* **WHAT IS NEEDED**
Note how many lines contain "расхо" and give that number, with nothing else.

* **STORED RECORDS**

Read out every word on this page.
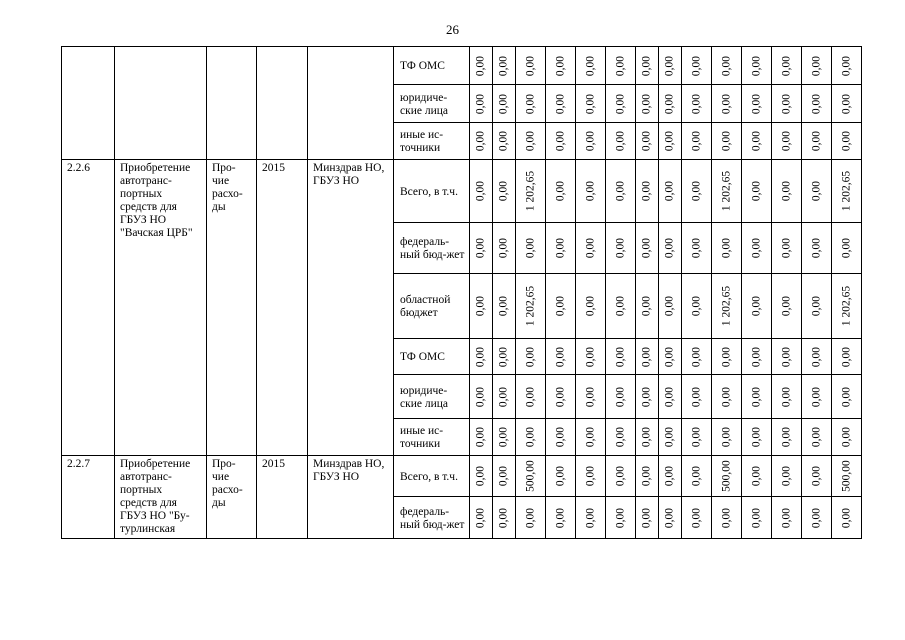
26
					ТФ ОМС	0,00	0,00	0,00	0,00	0,00	0,00	0,00	0,00	0,00	0,00	0,00	0,00	0,00	0,00

					юридиче-ские лица	0,00	0,00	0,00	0,00	0,00	0,00	0,00	0,00	0,00	0,00	0,00	0,00	0,00	0,00

					иные ис-точники	0,00	0,00	0,00	0,00	0,00	0,00	0,00	0,00	0,00	0,00	0,00	0,00	0,00	0,00

2.2.6	Приобретение автотранс-портных средств для ГБУЗ НО "Вачская ЦРБ"	Про-чие расхо-ды	2015	Минздрав НО, ГБУЗ НО	Всего, в т.ч.	0,00	0,00	1 202,65	0,00	0,00	0,00	0,00	0,00	0,00	1 202,65	0,00	0,00	0,00	1 202,65

					федераль-ный бюд-жет	0,00	0,00	0,00	0,00	0,00	0,00	0,00	0,00	0,00	0,00	0,00	0,00	0,00	0,00

					областной бюджет	0,00	0,00	1 202,65	0,00	0,00	0,00	0,00	0,00	0,00	1 202,65	0,00	0,00	0,00	1 202,65

					ТФ ОМС	0,00	0,00	0,00	0,00	0,00	0,00	0,00	0,00	0,00	0,00	0,00	0,00	0,00	0,00

					юридиче-ские лица	0,00	0,00	0,00	0,00	0,00	0,00	0,00	0,00	0,00	0,00	0,00	0,00	0,00	0,00

					иные ис-точники	0,00	0,00	0,00	0,00	0,00	0,00	0,00	0,00	0,00	0,00	0,00	0,00	0,00	0,00

2.2.7	Приобретение автотранс-портных средств для ГБУЗ НО "Бу-турлинская	Про-чие расхо-ды	2015	Минздрав НО, ГБУЗ НО	Всего, в т.ч.	0,00	0,00	500,00	0,00	0,00	0,00	0,00	0,00	0,00	500,00	0,00	0,00	0,00	500,00

					федераль-ный бюд-жет	0,00	0,00	0,00	0,00	0,00	0,00	0,00	0,00	0,00	0,00	0,00	0,00	0,00	0,00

* **RIGHT ANSWER**
2